(Entries from a visual dataset)
──────────────────────────────
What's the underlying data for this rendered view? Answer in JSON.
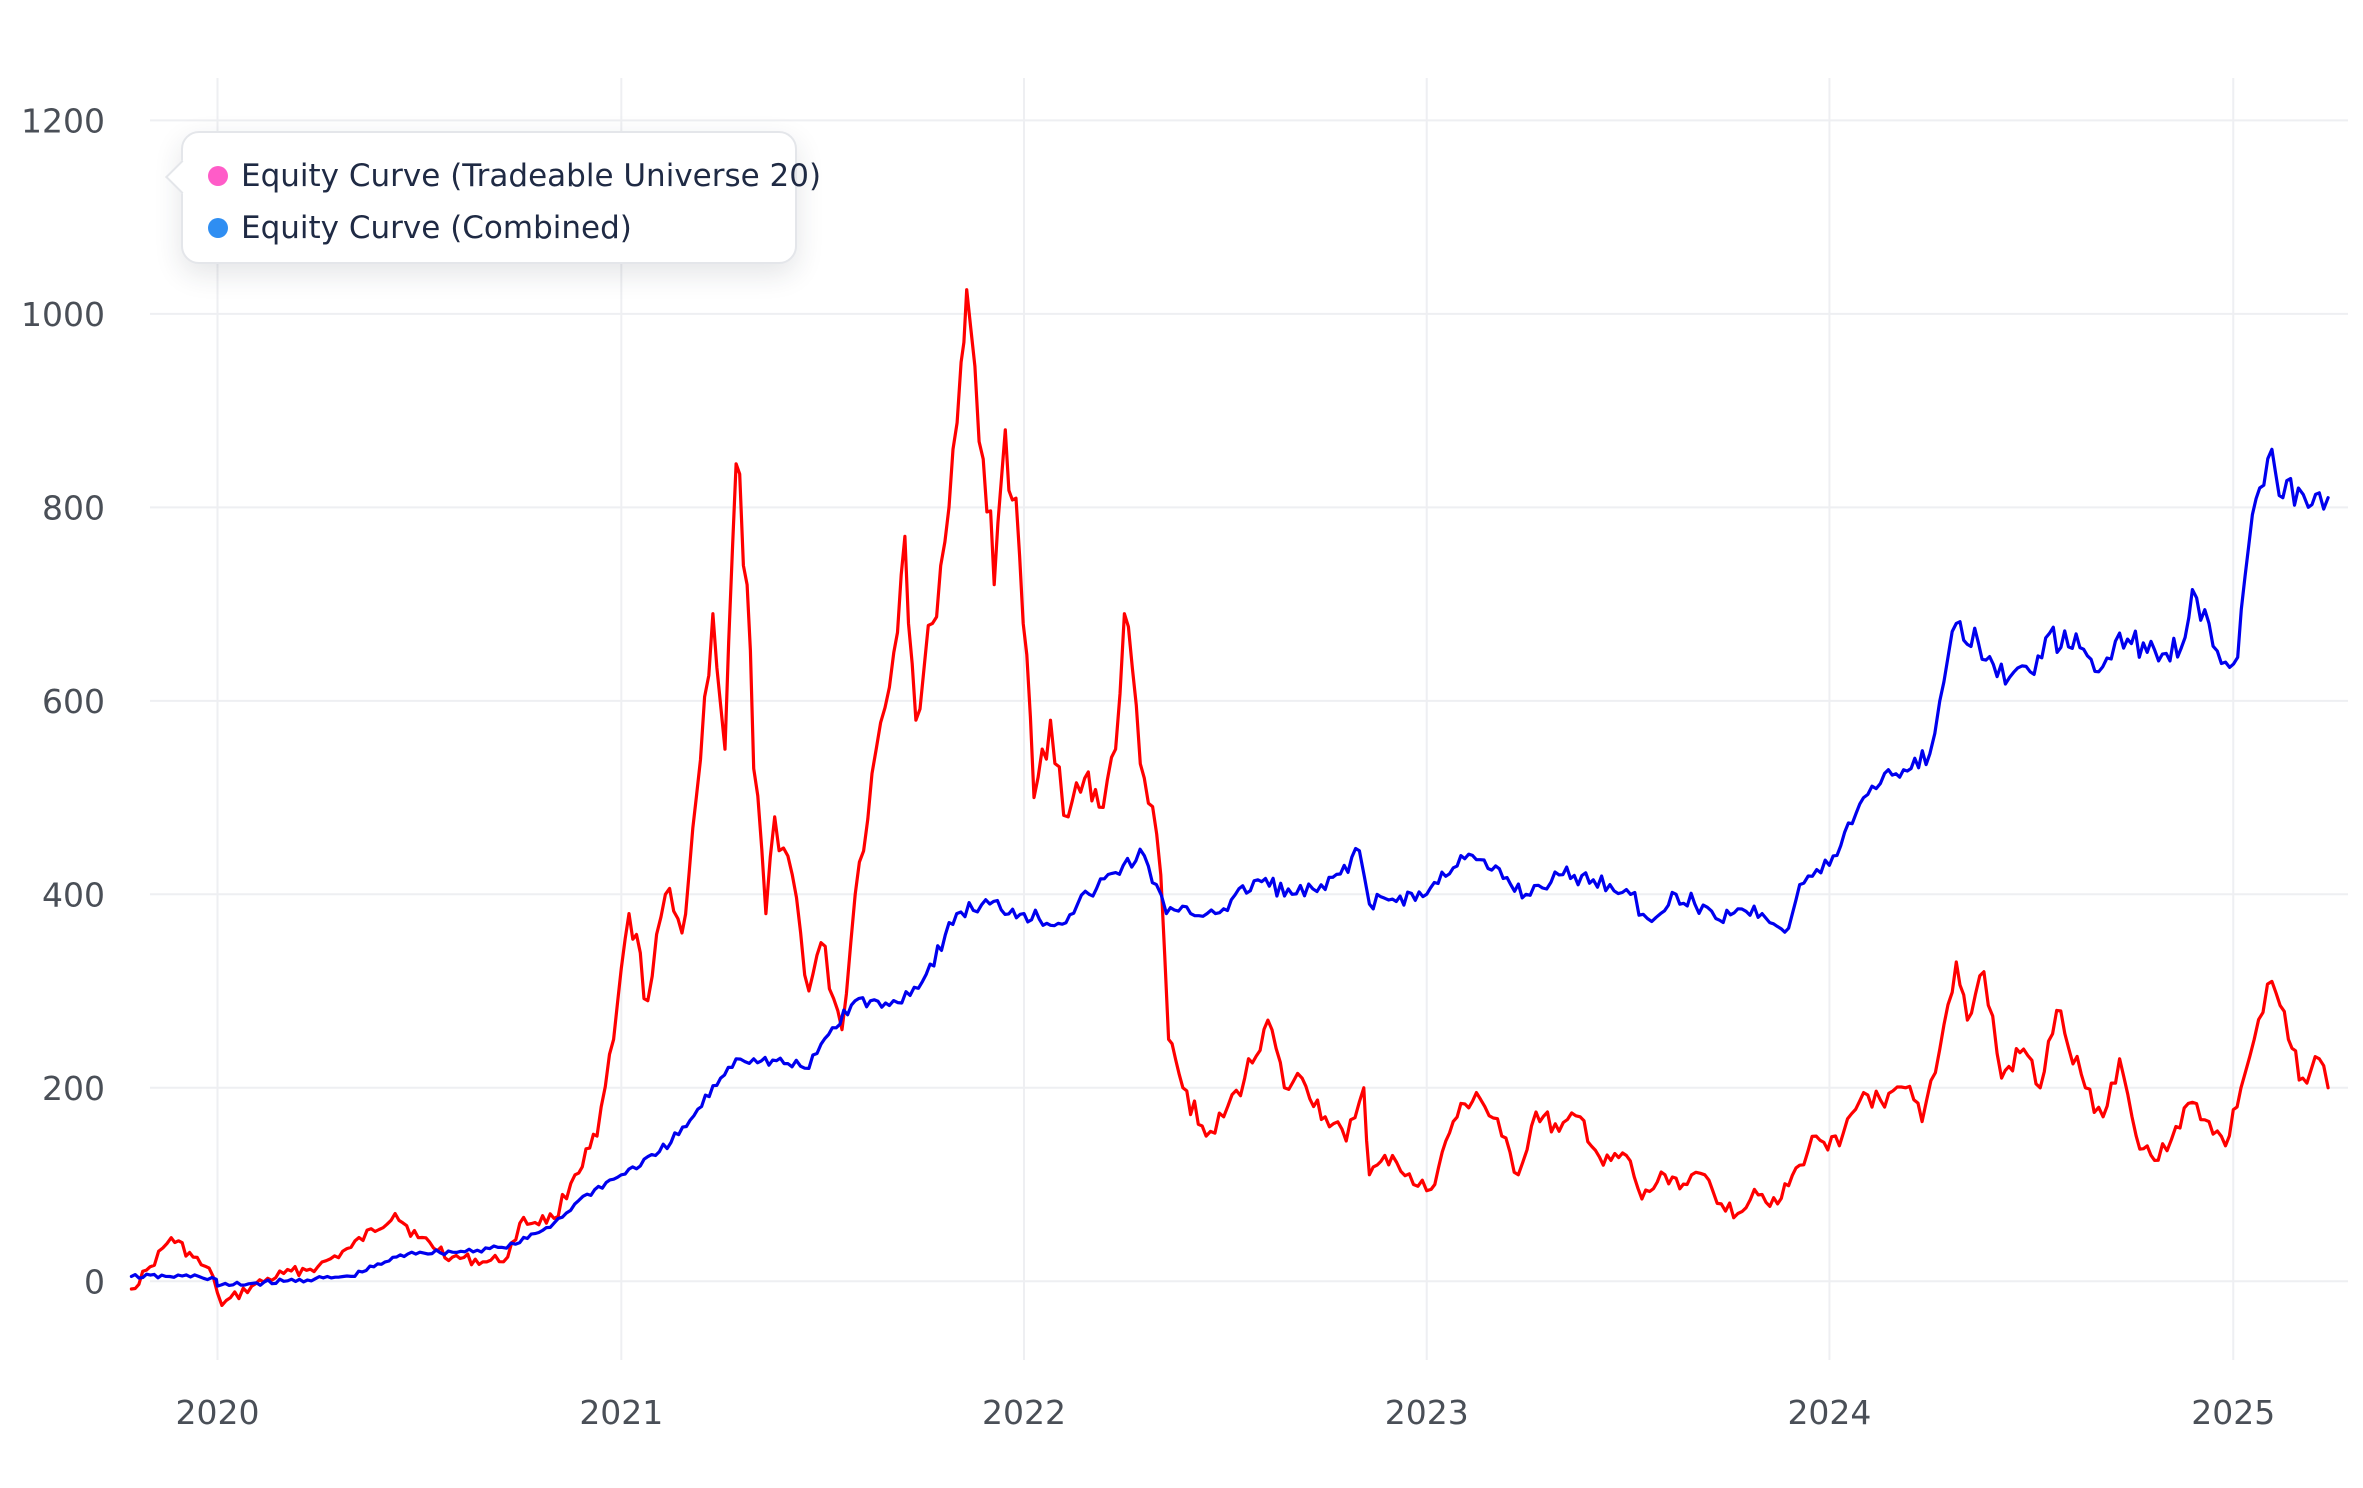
{
  "chart_data": {
    "type": "line",
    "title": "",
    "xlabel": "",
    "ylabel": "",
    "xlim": [
      "2019-10-01",
      "2025-04-15"
    ],
    "ylim": [
      -100,
      1250
    ],
    "x_ticks": [
      "2020",
      "2021",
      "2022",
      "2023",
      "2024",
      "2025"
    ],
    "y_ticks": [
      0,
      200,
      400,
      600,
      800,
      1000,
      1200
    ],
    "grid": true,
    "legend_position": "top-left",
    "legend": [
      {
        "label": "Equity Curve (Tradeable Universe 20)",
        "dot_color": "#ff5cc8"
      },
      {
        "label": "Equity Curve (Combined)",
        "dot_color": "#2f8ef2"
      }
    ],
    "series": [
      {
        "name": "Equity Curve (Tradeable Universe 20)",
        "color": "#ff0000",
        "points": [
          [
            "2019-10-15",
            -8
          ],
          [
            "2019-11-01",
            15
          ],
          [
            "2019-11-20",
            45
          ],
          [
            "2019-12-10",
            25
          ],
          [
            "2019-12-28",
            5
          ],
          [
            "2020-01-05",
            -25
          ],
          [
            "2020-02-01",
            -5
          ],
          [
            "2020-03-01",
            8
          ],
          [
            "2020-04-01",
            15
          ],
          [
            "2020-05-01",
            35
          ],
          [
            "2020-06-10",
            70
          ],
          [
            "2020-07-01",
            45
          ],
          [
            "2020-08-01",
            25
          ],
          [
            "2020-09-01",
            20
          ],
          [
            "2020-09-20",
            25
          ],
          [
            "2020-10-01",
            60
          ],
          [
            "2020-11-01",
            65
          ],
          [
            "2020-11-20",
            110
          ],
          [
            "2020-12-10",
            150
          ],
          [
            "2020-12-25",
            250
          ],
          [
            "2021-01-08",
            380
          ],
          [
            "2021-01-25",
            290
          ],
          [
            "2021-02-10",
            400
          ],
          [
            "2021-02-25",
            360
          ],
          [
            "2021-03-10",
            500
          ],
          [
            "2021-03-25",
            690
          ],
          [
            "2021-04-05",
            550
          ],
          [
            "2021-04-15",
            845
          ],
          [
            "2021-04-25",
            720
          ],
          [
            "2021-05-01",
            530
          ],
          [
            "2021-05-12",
            380
          ],
          [
            "2021-05-20",
            480
          ],
          [
            "2021-06-05",
            420
          ],
          [
            "2021-06-20",
            300
          ],
          [
            "2021-07-01",
            350
          ],
          [
            "2021-07-20",
            260
          ],
          [
            "2021-08-01",
            400
          ],
          [
            "2021-08-20",
            550
          ],
          [
            "2021-09-05",
            650
          ],
          [
            "2021-09-15",
            770
          ],
          [
            "2021-09-25",
            580
          ],
          [
            "2021-10-10",
            680
          ],
          [
            "2021-10-25",
            800
          ],
          [
            "2021-11-05",
            950
          ],
          [
            "2021-11-10",
            1025
          ],
          [
            "2021-11-25",
            850
          ],
          [
            "2021-12-05",
            720
          ],
          [
            "2021-12-15",
            880
          ],
          [
            "2021-12-28",
            750
          ],
          [
            "2022-01-10",
            500
          ],
          [
            "2022-01-25",
            580
          ],
          [
            "2022-02-10",
            480
          ],
          [
            "2022-02-25",
            520
          ],
          [
            "2022-03-10",
            490
          ],
          [
            "2022-03-25",
            550
          ],
          [
            "2022-04-02",
            690
          ],
          [
            "2022-04-20",
            520
          ],
          [
            "2022-05-05",
            420
          ],
          [
            "2022-05-12",
            250
          ],
          [
            "2022-05-25",
            200
          ],
          [
            "2022-06-15",
            150
          ],
          [
            "2022-07-01",
            170
          ],
          [
            "2022-07-20",
            210
          ],
          [
            "2022-08-10",
            270
          ],
          [
            "2022-08-25",
            200
          ],
          [
            "2022-09-10",
            210
          ],
          [
            "2022-10-01",
            170
          ],
          [
            "2022-10-20",
            145
          ],
          [
            "2022-11-05",
            200
          ],
          [
            "2022-11-10",
            110
          ],
          [
            "2022-12-01",
            130
          ],
          [
            "2022-12-20",
            100
          ],
          [
            "2023-01-05",
            95
          ],
          [
            "2023-01-25",
            165
          ],
          [
            "2023-02-15",
            195
          ],
          [
            "2023-03-10",
            150
          ],
          [
            "2023-03-25",
            110
          ],
          [
            "2023-04-10",
            175
          ],
          [
            "2023-05-01",
            155
          ],
          [
            "2023-05-20",
            170
          ],
          [
            "2023-06-10",
            120
          ],
          [
            "2023-07-01",
            130
          ],
          [
            "2023-07-15",
            85
          ],
          [
            "2023-08-05",
            110
          ],
          [
            "2023-08-25",
            100
          ],
          [
            "2023-09-10",
            110
          ],
          [
            "2023-09-25",
            80
          ],
          [
            "2023-10-10",
            70
          ],
          [
            "2023-10-25",
            95
          ],
          [
            "2023-11-15",
            80
          ],
          [
            "2023-12-05",
            120
          ],
          [
            "2023-12-20",
            150
          ],
          [
            "2024-01-10",
            140
          ],
          [
            "2024-02-01",
            195
          ],
          [
            "2024-02-20",
            180
          ],
          [
            "2024-03-10",
            200
          ],
          [
            "2024-03-25",
            165
          ],
          [
            "2024-04-10",
            240
          ],
          [
            "2024-04-25",
            330
          ],
          [
            "2024-05-05",
            270
          ],
          [
            "2024-05-20",
            320
          ],
          [
            "2024-06-05",
            210
          ],
          [
            "2024-06-25",
            240
          ],
          [
            "2024-07-10",
            200
          ],
          [
            "2024-07-25",
            280
          ],
          [
            "2024-08-05",
            240
          ],
          [
            "2024-08-20",
            200
          ],
          [
            "2024-09-05",
            170
          ],
          [
            "2024-09-20",
            230
          ],
          [
            "2024-10-05",
            150
          ],
          [
            "2024-10-25",
            125
          ],
          [
            "2024-11-10",
            160
          ],
          [
            "2024-11-25",
            185
          ],
          [
            "2024-12-10",
            165
          ],
          [
            "2024-12-25",
            140
          ],
          [
            "2025-01-08",
            200
          ],
          [
            "2025-01-20",
            250
          ],
          [
            "2025-02-05",
            310
          ],
          [
            "2025-02-20",
            250
          ],
          [
            "2025-03-05",
            210
          ],
          [
            "2025-03-20",
            230
          ],
          [
            "2025-03-28",
            200
          ]
        ]
      },
      {
        "name": "Equity Curve (Combined)",
        "color": "#0000ee",
        "points": [
          [
            "2019-10-15",
            5
          ],
          [
            "2019-11-15",
            5
          ],
          [
            "2019-12-15",
            5
          ],
          [
            "2019-12-31",
            2
          ],
          [
            "2020-01-01",
            -5
          ],
          [
            "2020-03-01",
            0
          ],
          [
            "2020-05-01",
            5
          ],
          [
            "2020-06-01",
            20
          ],
          [
            "2020-06-25",
            30
          ],
          [
            "2020-08-01",
            30
          ],
          [
            "2020-09-15",
            35
          ],
          [
            "2020-10-01",
            40
          ],
          [
            "2020-11-01",
            60
          ],
          [
            "2020-12-01",
            90
          ],
          [
            "2021-01-01",
            110
          ],
          [
            "2021-02-01",
            130
          ],
          [
            "2021-03-01",
            160
          ],
          [
            "2021-04-01",
            210
          ],
          [
            "2021-04-15",
            230
          ],
          [
            "2021-05-01",
            230
          ],
          [
            "2021-06-01",
            225
          ],
          [
            "2021-06-20",
            220
          ],
          [
            "2021-07-01",
            245
          ],
          [
            "2021-08-01",
            290
          ],
          [
            "2021-09-01",
            285
          ],
          [
            "2021-10-01",
            310
          ],
          [
            "2021-11-01",
            380
          ],
          [
            "2021-12-01",
            390
          ],
          [
            "2022-01-01",
            380
          ],
          [
            "2022-02-01",
            370
          ],
          [
            "2022-03-01",
            400
          ],
          [
            "2022-04-01",
            430
          ],
          [
            "2022-04-20",
            440
          ],
          [
            "2022-05-01",
            410
          ],
          [
            "2022-05-10",
            380
          ],
          [
            "2022-06-01",
            380
          ],
          [
            "2022-07-01",
            385
          ],
          [
            "2022-08-01",
            415
          ],
          [
            "2022-09-01",
            400
          ],
          [
            "2022-10-01",
            405
          ],
          [
            "2022-11-01",
            445
          ],
          [
            "2022-11-10",
            390
          ],
          [
            "2022-12-01",
            395
          ],
          [
            "2023-01-01",
            400
          ],
          [
            "2023-02-01",
            440
          ],
          [
            "2023-03-01",
            425
          ],
          [
            "2023-04-01",
            400
          ],
          [
            "2023-05-01",
            420
          ],
          [
            "2023-06-01",
            415
          ],
          [
            "2023-07-01",
            405
          ],
          [
            "2023-07-20",
            375
          ],
          [
            "2023-08-01",
            380
          ],
          [
            "2023-08-15",
            400
          ],
          [
            "2023-09-01",
            390
          ],
          [
            "2023-09-20",
            375
          ],
          [
            "2023-10-10",
            385
          ],
          [
            "2023-11-01",
            380
          ],
          [
            "2023-11-25",
            365
          ],
          [
            "2023-12-05",
            410
          ],
          [
            "2024-01-01",
            430
          ],
          [
            "2024-02-01",
            500
          ],
          [
            "2024-02-20",
            525
          ],
          [
            "2024-03-15",
            530
          ],
          [
            "2024-04-01",
            545
          ],
          [
            "2024-04-10",
            600
          ],
          [
            "2024-04-25",
            680
          ],
          [
            "2024-05-15",
            660
          ],
          [
            "2024-06-01",
            625
          ],
          [
            "2024-07-01",
            630
          ],
          [
            "2024-07-15",
            665
          ],
          [
            "2024-08-15",
            655
          ],
          [
            "2024-09-01",
            630
          ],
          [
            "2024-09-20",
            670
          ],
          [
            "2024-10-15",
            650
          ],
          [
            "2024-11-15",
            655
          ],
          [
            "2024-11-25",
            715
          ],
          [
            "2024-12-10",
            680
          ],
          [
            "2024-12-25",
            640
          ],
          [
            "2025-01-05",
            645
          ],
          [
            "2025-01-15",
            760
          ],
          [
            "2025-01-25",
            820
          ],
          [
            "2025-02-05",
            860
          ],
          [
            "2025-02-15",
            810
          ],
          [
            "2025-03-01",
            820
          ],
          [
            "2025-03-10",
            800
          ],
          [
            "2025-03-20",
            815
          ],
          [
            "2025-03-28",
            810
          ]
        ]
      }
    ]
  }
}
──────────────────────────────
Copy every line of the entries above in which "Universe" occurs.

        "label": "Equity Curve (Tradeable Universe 20)",
        "name": "Equity Curve (Tradeable Universe 20)",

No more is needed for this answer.